=== Data records ===

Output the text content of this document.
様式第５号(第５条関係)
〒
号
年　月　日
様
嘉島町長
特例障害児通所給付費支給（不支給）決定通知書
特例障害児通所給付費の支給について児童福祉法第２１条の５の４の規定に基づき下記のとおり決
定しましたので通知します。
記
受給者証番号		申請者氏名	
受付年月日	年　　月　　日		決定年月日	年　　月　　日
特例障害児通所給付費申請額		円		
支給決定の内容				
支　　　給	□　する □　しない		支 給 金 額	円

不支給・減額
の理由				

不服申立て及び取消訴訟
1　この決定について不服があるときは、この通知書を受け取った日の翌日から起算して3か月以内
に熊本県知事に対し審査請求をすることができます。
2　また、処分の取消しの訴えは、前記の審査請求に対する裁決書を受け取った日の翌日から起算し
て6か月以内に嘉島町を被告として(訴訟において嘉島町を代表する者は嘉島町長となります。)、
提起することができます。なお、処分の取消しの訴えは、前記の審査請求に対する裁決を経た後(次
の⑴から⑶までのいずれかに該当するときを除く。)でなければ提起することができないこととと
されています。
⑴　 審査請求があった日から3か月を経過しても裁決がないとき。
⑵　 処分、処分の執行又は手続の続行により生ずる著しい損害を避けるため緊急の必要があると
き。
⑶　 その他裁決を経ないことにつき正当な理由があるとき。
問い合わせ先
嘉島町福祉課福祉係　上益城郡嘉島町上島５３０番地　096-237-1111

===

## Your objective:
Across the data, tally the lines containing "処分の取消しの訴えは" and give back the number alone.

## Written response:
2